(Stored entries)
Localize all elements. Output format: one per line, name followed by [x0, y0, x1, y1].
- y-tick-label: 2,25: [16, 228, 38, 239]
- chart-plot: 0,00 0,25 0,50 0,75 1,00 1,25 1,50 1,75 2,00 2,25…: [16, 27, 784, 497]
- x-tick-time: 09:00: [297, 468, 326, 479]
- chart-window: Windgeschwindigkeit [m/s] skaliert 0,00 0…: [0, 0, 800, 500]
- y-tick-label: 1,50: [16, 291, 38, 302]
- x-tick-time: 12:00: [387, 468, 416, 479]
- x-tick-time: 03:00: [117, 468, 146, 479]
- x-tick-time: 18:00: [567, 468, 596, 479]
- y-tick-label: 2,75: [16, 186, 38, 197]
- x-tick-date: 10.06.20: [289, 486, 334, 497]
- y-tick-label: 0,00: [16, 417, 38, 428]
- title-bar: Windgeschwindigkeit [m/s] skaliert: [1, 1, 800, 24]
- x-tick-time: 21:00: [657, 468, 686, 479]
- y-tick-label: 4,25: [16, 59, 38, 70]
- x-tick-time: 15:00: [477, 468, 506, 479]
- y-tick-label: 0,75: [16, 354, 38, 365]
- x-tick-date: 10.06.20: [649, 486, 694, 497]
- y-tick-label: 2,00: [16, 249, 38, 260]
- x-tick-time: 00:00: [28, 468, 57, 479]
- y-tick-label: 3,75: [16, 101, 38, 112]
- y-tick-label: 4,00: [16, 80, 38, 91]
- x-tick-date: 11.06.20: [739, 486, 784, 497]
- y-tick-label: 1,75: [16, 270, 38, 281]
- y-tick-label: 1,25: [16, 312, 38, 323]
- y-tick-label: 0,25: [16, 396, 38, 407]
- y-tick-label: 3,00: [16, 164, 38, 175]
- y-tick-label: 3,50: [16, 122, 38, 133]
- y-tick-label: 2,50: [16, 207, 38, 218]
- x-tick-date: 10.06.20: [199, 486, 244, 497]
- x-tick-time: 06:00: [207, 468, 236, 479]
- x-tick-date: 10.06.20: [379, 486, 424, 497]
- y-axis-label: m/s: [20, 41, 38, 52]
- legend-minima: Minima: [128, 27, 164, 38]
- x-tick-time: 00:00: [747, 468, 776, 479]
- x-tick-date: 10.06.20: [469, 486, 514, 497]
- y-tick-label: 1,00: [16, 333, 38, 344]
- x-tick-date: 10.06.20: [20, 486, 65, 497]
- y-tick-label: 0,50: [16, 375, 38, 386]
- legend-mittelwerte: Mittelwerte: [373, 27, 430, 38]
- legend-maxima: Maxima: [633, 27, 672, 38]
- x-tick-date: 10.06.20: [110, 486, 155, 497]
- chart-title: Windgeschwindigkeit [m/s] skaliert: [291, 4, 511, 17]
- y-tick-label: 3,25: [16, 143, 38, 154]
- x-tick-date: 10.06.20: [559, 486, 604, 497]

▶ [Task prompt]:
Retype all of the stored entries above, keeping every line identical to its source.

▶ [Response]:
Localize all elements. Output format: one per line, name followed by [x0, y0, x1, y1].
- y-tick-label: 2,25: [16, 228, 38, 239]
- chart-plot: 0,00 0,25 0,50 0,75 1,00 1,25 1,50 1,75 2,00 2,25…: [16, 27, 784, 497]
- x-tick-time: 09:00: [297, 468, 326, 479]
- chart-window: Windgeschwindigkeit [m/s] skaliert 0,00 0…: [0, 0, 800, 500]
- y-tick-label: 1,50: [16, 291, 38, 302]
- x-tick-time: 12:00: [387, 468, 416, 479]
- x-tick-time: 03:00: [117, 468, 146, 479]
- x-tick-time: 18:00: [567, 468, 596, 479]
- y-tick-label: 2,75: [16, 186, 38, 197]
- x-tick-date: 10.06.20: [289, 486, 334, 497]
- y-tick-label: 0,00: [16, 417, 38, 428]
- title-bar: Windgeschwindigkeit [m/s] skaliert: [1, 1, 800, 24]
- x-tick-time: 21:00: [657, 468, 686, 479]
- y-tick-label: 4,25: [16, 59, 38, 70]
- x-tick-time: 15:00: [477, 468, 506, 479]
- y-tick-label: 0,75: [16, 354, 38, 365]
- x-tick-date: 10.06.20: [649, 486, 694, 497]
- y-tick-label: 2,00: [16, 249, 38, 260]
- x-tick-time: 00:00: [28, 468, 57, 479]
- y-tick-label: 3,75: [16, 101, 38, 112]
- y-tick-label: 4,00: [16, 80, 38, 91]
- x-tick-date: 11.06.20: [739, 486, 784, 497]
- y-tick-label: 1,75: [16, 270, 38, 281]
- y-tick-label: 1,25: [16, 312, 38, 323]
- y-tick-label: 0,25: [16, 396, 38, 407]
- y-tick-label: 3,00: [16, 164, 38, 175]
- y-tick-label: 3,50: [16, 122, 38, 133]
- y-tick-label: 2,50: [16, 207, 38, 218]
- x-tick-date: 10.06.20: [199, 486, 244, 497]
- x-tick-time: 06:00: [207, 468, 236, 479]
- x-tick-date: 10.06.20: [379, 486, 424, 497]
- y-axis-label: m/s: [20, 41, 38, 52]
- legend-minima: Minima: [128, 27, 164, 38]
- x-tick-time: 00:00: [747, 468, 776, 479]
- x-tick-date: 10.06.20: [469, 486, 514, 497]
- y-tick-label: 1,00: [16, 333, 38, 344]
- x-tick-date: 10.06.20: [20, 486, 65, 497]
- y-tick-label: 0,50: [16, 375, 38, 386]
- legend-mittelwerte: Mittelwerte: [373, 27, 430, 38]
- legend-maxima: Maxima: [633, 27, 672, 38]
- x-tick-date: 10.06.20: [110, 486, 155, 497]
- chart-title: Windgeschwindigkeit [m/s] skaliert: [291, 4, 511, 17]
- y-tick-label: 3,25: [16, 143, 38, 154]
- x-tick-date: 10.06.20: [559, 486, 604, 497]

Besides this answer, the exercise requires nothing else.